MATERIAL PROVIDED start
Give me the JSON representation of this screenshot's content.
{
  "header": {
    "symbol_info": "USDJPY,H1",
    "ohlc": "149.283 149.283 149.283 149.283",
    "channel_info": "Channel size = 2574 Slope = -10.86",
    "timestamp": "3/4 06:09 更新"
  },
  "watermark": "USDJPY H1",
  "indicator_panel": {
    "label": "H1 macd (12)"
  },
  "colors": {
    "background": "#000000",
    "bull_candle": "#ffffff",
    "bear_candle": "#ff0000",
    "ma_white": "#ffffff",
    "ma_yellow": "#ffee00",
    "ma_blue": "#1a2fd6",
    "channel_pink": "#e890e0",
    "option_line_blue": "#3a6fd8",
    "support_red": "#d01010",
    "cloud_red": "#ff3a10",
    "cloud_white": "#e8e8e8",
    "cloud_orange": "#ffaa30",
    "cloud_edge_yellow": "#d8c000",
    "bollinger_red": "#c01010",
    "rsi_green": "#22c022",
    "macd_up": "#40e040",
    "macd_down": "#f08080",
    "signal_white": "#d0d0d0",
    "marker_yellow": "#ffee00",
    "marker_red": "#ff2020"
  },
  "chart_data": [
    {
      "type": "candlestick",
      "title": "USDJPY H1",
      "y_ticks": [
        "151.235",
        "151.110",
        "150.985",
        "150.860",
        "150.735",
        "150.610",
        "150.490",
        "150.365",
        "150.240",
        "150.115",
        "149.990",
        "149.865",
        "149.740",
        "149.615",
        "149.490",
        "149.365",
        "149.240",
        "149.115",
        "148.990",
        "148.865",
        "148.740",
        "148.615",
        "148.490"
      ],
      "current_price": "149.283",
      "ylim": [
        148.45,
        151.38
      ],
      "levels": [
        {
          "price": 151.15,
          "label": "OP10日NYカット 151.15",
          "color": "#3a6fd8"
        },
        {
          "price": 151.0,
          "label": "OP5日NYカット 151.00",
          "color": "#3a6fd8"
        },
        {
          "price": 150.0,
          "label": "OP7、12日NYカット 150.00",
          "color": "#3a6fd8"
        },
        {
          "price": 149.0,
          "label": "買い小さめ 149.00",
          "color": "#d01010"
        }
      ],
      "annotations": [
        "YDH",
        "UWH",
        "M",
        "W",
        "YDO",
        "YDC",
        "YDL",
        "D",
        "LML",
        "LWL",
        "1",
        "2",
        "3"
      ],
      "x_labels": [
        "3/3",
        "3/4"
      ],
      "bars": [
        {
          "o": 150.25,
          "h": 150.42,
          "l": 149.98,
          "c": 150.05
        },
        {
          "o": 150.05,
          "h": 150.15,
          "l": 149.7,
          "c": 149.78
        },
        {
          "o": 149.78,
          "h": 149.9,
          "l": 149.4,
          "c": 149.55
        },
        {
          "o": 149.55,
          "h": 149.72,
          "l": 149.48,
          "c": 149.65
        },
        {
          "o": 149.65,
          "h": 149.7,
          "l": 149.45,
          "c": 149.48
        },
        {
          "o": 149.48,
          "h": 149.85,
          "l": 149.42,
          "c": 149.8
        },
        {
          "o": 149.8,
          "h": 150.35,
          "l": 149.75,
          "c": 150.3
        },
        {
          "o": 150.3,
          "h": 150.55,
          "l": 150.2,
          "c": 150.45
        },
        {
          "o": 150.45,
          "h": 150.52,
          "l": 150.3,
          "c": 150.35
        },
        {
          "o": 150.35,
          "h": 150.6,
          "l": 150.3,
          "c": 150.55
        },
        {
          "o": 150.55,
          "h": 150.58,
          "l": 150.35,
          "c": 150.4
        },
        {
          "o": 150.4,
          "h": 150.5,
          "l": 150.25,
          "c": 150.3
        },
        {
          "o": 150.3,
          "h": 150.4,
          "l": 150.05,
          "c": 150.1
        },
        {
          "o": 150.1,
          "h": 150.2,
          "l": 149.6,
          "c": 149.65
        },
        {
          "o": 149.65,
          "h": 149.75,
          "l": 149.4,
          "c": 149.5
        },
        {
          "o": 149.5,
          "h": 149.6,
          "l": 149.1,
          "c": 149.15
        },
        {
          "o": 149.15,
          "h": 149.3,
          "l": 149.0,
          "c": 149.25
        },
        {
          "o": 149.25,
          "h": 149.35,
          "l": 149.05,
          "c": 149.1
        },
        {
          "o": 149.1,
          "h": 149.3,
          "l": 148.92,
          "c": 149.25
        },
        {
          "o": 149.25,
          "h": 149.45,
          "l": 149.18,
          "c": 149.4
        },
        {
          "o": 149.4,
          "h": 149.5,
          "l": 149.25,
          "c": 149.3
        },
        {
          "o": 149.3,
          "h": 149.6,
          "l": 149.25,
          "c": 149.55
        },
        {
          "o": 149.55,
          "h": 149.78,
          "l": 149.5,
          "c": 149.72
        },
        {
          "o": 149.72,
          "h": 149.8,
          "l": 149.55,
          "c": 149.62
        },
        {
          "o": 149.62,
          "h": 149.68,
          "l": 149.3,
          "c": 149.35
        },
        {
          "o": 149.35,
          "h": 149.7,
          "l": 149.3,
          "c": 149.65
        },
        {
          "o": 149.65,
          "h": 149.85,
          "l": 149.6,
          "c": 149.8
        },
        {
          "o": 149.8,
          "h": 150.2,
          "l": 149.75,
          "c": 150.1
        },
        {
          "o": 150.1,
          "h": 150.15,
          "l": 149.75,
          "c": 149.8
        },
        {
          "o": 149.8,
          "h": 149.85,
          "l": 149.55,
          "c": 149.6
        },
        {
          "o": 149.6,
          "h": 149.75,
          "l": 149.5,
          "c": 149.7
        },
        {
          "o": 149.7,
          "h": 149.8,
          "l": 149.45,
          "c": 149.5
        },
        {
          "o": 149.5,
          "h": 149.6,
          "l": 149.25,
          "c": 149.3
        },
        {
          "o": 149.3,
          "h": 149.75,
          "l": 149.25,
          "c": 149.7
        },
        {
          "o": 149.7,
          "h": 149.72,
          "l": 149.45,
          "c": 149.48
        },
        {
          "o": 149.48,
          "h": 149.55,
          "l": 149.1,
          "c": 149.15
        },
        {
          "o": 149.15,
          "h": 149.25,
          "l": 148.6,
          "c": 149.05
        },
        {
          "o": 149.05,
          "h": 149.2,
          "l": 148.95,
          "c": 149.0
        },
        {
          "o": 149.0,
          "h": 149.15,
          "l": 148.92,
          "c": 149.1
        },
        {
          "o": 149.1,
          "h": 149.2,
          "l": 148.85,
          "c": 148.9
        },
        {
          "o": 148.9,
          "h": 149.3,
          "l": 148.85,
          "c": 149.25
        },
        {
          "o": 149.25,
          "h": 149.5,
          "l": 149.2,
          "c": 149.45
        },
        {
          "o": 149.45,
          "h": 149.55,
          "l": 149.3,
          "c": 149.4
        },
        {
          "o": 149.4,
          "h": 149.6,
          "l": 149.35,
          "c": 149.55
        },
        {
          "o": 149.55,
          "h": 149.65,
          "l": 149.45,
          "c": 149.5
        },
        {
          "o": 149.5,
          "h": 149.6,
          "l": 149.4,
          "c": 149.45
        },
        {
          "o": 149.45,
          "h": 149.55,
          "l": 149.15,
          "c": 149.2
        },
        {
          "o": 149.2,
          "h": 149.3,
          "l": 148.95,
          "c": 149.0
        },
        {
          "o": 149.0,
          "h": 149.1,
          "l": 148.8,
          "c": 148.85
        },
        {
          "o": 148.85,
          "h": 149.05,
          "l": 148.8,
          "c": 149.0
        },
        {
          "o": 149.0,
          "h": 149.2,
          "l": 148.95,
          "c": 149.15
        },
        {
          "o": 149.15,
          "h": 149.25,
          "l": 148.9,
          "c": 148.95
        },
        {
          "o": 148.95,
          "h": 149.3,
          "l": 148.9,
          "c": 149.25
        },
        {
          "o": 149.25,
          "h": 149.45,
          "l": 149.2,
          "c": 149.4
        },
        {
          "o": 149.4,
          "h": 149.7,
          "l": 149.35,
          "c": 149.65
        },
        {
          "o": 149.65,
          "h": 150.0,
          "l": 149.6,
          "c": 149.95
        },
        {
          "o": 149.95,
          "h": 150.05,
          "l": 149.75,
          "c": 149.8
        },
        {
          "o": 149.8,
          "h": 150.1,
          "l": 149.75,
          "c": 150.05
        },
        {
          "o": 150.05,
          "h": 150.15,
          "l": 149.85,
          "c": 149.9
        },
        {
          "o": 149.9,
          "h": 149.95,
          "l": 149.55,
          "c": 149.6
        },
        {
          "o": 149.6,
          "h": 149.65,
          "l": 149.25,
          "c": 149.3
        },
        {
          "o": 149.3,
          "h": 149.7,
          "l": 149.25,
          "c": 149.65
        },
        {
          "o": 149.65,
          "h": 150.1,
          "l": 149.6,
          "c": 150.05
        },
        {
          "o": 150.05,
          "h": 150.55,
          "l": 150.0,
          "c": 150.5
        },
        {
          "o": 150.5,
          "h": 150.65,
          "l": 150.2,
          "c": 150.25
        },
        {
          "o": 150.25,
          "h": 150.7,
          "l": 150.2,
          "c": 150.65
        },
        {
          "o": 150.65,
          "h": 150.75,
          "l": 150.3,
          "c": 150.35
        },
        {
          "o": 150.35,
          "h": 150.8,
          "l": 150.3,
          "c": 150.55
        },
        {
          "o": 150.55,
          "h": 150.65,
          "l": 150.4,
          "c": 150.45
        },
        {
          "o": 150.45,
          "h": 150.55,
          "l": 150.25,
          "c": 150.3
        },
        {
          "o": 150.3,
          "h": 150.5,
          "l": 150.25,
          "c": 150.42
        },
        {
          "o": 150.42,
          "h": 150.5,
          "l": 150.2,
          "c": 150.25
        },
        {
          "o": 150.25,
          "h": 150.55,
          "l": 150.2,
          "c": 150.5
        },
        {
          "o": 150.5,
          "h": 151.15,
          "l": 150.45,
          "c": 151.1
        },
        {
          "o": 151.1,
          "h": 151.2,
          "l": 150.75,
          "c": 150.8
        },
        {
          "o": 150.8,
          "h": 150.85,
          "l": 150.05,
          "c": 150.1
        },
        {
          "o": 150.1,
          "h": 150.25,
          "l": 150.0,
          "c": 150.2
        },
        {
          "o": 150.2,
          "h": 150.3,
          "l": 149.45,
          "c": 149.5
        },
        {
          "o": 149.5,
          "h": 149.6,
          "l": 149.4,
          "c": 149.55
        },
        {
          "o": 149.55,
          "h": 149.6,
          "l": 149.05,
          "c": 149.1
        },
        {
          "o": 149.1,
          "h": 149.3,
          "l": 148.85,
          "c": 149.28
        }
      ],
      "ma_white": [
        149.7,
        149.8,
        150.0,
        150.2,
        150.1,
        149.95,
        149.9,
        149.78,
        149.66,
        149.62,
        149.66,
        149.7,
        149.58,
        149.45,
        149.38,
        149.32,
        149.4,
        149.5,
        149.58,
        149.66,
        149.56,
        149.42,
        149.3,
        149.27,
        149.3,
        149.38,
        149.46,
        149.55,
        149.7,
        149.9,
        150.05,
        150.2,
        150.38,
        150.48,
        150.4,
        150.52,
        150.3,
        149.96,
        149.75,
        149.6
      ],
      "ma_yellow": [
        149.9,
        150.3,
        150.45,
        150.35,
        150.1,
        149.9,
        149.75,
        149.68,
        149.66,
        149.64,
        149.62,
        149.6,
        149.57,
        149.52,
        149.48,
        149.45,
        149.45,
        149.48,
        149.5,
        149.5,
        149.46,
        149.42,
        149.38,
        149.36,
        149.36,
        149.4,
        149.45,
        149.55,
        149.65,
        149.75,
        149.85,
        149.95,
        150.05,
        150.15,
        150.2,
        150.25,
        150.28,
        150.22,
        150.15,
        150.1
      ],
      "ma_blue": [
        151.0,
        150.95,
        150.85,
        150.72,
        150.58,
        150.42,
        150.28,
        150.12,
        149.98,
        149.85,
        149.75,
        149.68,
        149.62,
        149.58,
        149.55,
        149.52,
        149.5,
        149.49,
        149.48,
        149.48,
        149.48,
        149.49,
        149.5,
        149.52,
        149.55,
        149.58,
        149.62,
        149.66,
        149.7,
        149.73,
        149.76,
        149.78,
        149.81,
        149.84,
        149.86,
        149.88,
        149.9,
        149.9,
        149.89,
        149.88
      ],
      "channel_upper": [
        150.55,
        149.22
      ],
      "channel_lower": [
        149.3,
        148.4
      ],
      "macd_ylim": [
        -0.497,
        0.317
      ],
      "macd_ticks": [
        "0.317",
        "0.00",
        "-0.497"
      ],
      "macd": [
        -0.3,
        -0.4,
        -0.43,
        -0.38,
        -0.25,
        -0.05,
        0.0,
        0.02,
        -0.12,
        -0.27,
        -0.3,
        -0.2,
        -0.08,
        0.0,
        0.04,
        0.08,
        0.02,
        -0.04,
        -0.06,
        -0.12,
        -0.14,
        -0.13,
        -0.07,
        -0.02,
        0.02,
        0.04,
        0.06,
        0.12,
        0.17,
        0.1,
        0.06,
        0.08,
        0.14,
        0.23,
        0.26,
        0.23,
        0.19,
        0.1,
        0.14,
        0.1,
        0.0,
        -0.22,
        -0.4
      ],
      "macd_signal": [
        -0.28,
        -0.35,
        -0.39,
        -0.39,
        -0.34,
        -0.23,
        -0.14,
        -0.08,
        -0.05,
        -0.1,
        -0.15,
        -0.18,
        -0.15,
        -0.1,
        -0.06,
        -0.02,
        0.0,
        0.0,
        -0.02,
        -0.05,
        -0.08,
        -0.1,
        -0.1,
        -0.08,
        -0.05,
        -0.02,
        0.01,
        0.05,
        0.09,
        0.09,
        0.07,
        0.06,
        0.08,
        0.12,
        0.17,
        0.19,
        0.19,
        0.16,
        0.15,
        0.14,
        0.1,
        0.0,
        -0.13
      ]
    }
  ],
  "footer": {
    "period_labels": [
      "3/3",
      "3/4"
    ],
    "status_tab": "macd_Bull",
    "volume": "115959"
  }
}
MATERIAL PROVIDED end
WHAT YOU NEED TO DO
Using the records above, find and show each line with the string "USDJPY".

THE REPLY
    "symbol_info": "USDJPY,H1",
  "watermark": "USDJPY H1",
      "title": "USDJPY H1",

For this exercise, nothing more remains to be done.